_PROVIDED DATA_.
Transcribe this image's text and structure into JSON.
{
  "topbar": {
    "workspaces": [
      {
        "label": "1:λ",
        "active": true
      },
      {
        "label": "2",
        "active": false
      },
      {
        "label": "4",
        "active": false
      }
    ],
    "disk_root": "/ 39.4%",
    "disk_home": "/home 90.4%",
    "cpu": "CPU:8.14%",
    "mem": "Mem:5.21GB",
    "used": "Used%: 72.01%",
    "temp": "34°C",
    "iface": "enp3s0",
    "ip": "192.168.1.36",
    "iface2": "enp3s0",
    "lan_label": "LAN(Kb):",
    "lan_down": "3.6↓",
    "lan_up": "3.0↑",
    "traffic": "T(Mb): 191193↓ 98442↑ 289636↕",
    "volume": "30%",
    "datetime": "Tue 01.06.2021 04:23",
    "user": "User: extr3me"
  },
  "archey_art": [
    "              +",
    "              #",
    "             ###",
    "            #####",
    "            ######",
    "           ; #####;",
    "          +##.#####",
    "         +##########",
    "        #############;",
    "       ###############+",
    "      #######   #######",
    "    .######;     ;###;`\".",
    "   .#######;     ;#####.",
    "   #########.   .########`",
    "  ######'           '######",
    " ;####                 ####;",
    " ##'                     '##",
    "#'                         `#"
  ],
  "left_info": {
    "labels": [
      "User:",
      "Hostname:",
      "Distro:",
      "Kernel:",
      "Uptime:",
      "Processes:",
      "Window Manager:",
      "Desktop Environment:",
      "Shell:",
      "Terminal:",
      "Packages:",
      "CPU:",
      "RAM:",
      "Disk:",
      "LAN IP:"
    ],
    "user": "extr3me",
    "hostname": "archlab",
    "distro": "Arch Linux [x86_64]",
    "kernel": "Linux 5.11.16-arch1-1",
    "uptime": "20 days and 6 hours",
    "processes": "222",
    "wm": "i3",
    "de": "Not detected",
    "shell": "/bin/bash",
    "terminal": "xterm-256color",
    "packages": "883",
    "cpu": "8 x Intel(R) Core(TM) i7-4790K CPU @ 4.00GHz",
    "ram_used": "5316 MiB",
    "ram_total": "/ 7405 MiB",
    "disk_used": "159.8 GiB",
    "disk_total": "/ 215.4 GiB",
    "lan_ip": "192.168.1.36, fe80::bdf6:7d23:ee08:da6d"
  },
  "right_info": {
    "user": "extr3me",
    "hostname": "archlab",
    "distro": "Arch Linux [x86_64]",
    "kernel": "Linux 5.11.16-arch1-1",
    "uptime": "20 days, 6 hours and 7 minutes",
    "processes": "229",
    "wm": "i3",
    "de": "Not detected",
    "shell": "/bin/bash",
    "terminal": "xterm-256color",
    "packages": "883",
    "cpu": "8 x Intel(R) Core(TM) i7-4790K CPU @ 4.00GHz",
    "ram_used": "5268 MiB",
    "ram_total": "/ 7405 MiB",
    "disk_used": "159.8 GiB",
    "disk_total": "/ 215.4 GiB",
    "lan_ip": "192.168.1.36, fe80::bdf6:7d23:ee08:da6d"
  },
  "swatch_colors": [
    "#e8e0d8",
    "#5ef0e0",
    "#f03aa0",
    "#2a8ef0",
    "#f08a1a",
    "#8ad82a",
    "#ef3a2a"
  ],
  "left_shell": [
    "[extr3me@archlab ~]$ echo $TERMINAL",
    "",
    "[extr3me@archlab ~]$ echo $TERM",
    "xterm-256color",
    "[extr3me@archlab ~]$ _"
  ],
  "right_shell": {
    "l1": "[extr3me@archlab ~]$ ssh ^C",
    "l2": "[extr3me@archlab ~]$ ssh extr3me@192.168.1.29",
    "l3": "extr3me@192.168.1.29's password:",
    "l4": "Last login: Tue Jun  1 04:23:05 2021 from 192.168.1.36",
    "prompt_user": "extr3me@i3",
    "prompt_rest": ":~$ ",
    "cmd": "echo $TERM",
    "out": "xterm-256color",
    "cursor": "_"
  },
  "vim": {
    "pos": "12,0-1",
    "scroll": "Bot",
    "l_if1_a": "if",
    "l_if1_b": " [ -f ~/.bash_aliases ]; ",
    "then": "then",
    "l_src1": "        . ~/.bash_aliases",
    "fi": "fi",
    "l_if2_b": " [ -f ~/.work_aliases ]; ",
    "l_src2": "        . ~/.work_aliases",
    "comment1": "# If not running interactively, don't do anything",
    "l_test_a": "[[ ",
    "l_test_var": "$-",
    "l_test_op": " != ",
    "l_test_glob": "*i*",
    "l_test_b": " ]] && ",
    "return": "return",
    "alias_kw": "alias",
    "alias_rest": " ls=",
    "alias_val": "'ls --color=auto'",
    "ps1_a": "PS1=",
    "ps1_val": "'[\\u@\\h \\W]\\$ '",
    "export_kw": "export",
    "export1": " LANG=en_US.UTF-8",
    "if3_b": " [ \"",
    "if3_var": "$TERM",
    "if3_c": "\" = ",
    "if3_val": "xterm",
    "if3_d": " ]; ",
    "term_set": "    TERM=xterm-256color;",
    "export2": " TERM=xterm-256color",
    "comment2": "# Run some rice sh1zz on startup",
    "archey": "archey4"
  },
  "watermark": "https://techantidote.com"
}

_WHAT YOU NEED TO DO_.
Output the lines above verbatim and in full.

_CORRECT RESPONSE_.
Transcribe this image's text and structure into JSON.
{
  "topbar": {
    "workspaces": [
      {
        "label": "1:λ",
        "active": true
      },
      {
        "label": "2",
        "active": false
      },
      {
        "label": "4",
        "active": false
      }
    ],
    "disk_root": "/ 39.4%",
    "disk_home": "/home 90.4%",
    "cpu": "CPU:8.14%",
    "mem": "Mem:5.21GB",
    "used": "Used%: 72.01%",
    "temp": "34°C",
    "iface": "enp3s0",
    "ip": "192.168.1.36",
    "iface2": "enp3s0",
    "lan_label": "LAN(Kb):",
    "lan_down": "3.6↓",
    "lan_up": "3.0↑",
    "traffic": "T(Mb): 191193↓ 98442↑ 289636↕",
    "volume": "30%",
    "datetime": "Tue 01.06.2021 04:23",
    "user": "User: extr3me"
  },
  "archey_art": [
    "              +",
    "              #",
    "             ###",
    "            #####",
    "            ######",
    "           ; #####;",
    "          +##.#####",
    "         +##########",
    "        #############;",
    "       ###############+",
    "      #######   #######",
    "    .######;     ;###;`\".",
    "   .#######;     ;#####.",
    "   #########.   .########`",
    "  ######'           '######",
    " ;####                 ####;",
    " ##'                     '##",
    "#'                         `#"
  ],
  "left_info": {
    "labels": [
      "User:",
      "Hostname:",
      "Distro:",
      "Kernel:",
      "Uptime:",
      "Processes:",
      "Window Manager:",
      "Desktop Environment:",
      "Shell:",
      "Terminal:",
      "Packages:",
      "CPU:",
      "RAM:",
      "Disk:",
      "LAN IP:"
    ],
    "user": "extr3me",
    "hostname": "archlab",
    "distro": "Arch Linux [x86_64]",
    "kernel": "Linux 5.11.16-arch1-1",
    "uptime": "20 days and 6 hours",
    "processes": "222",
    "wm": "i3",
    "de": "Not detected",
    "shell": "/bin/bash",
    "terminal": "xterm-256color",
    "packages": "883",
    "cpu": "8 x Intel(R) Core(TM) i7-4790K CPU @ 4.00GHz",
    "ram_used": "5316 MiB",
    "ram_total": "/ 7405 MiB",
    "disk_used": "159.8 GiB",
    "disk_total": "/ 215.4 GiB",
    "lan_ip": "192.168.1.36, fe80::bdf6:7d23:ee08:da6d"
  },
  "right_info": {
    "user": "extr3me",
    "hostname": "archlab",
    "distro": "Arch Linux [x86_64]",
    "kernel": "Linux 5.11.16-arch1-1",
    "uptime": "20 days, 6 hours and 7 minutes",
    "processes": "229",
    "wm": "i3",
    "de": "Not detected",
    "shell": "/bin/bash",
    "terminal": "xterm-256color",
    "packages": "883",
    "cpu": "8 x Intel(R) Core(TM) i7-4790K CPU @ 4.00GHz",
    "ram_used": "5268 MiB",
    "ram_total": "/ 7405 MiB",
    "disk_used": "159.8 GiB",
    "disk_total": "/ 215.4 GiB",
    "lan_ip": "192.168.1.36, fe80::bdf6:7d23:ee08:da6d"
  },
  "swatch_colors": [
    "#e8e0d8",
    "#5ef0e0",
    "#f03aa0",
    "#2a8ef0",
    "#f08a1a",
    "#8ad82a",
    "#ef3a2a"
  ],
  "left_shell": [
    "[extr3me@archlab ~]$ echo $TERMINAL",
    "",
    "[extr3me@archlab ~]$ echo $TERM",
    "xterm-256color",
    "[extr3me@archlab ~]$ _"
  ],
  "right_shell": {
    "l1": "[extr3me@archlab ~]$ ssh ^C",
    "l2": "[extr3me@archlab ~]$ ssh extr3me@192.168.1.29",
    "l3": "extr3me@192.168.1.29's password:",
    "l4": "Last login: Tue Jun  1 04:23:05 2021 from 192.168.1.36",
    "prompt_user": "extr3me@i3",
    "prompt_rest": ":~$ ",
    "cmd": "echo $TERM",
    "out": "xterm-256color",
    "cursor": "_"
  },
  "vim": {
    "pos": "12,0-1",
    "scroll": "Bot",
    "l_if1_a": "if",
    "l_if1_b": " [ -f ~/.bash_aliases ]; ",
    "then": "then",
    "l_src1": "        . ~/.bash_aliases",
    "fi": "fi",
    "l_if2_b": " [ -f ~/.work_aliases ]; ",
    "l_src2": "        . ~/.work_aliases",
    "comment1": "# If not running interactively, don't do anything",
    "l_test_a": "[[ ",
    "l_test_var": "$-",
    "l_test_op": " != ",
    "l_test_glob": "*i*",
    "l_test_b": " ]] && ",
    "return": "return",
    "alias_kw": "alias",
    "alias_rest": " ls=",
    "alias_val": "'ls --color=auto'",
    "ps1_a": "PS1=",
    "ps1_val": "'[\\u@\\h \\W]\\$ '",
    "export_kw": "export",
    "export1": " LANG=en_US.UTF-8",
    "if3_b": " [ \"",
    "if3_var": "$TERM",
    "if3_c": "\" = ",
    "if3_val": "xterm",
    "if3_d": " ]; ",
    "term_set": "    TERM=xterm-256color;",
    "export2": " TERM=xterm-256color",
    "comment2": "# Run some rice sh1zz on startup",
    "archey": "archey4"
  },
  "watermark": "https://techantidote.com"
}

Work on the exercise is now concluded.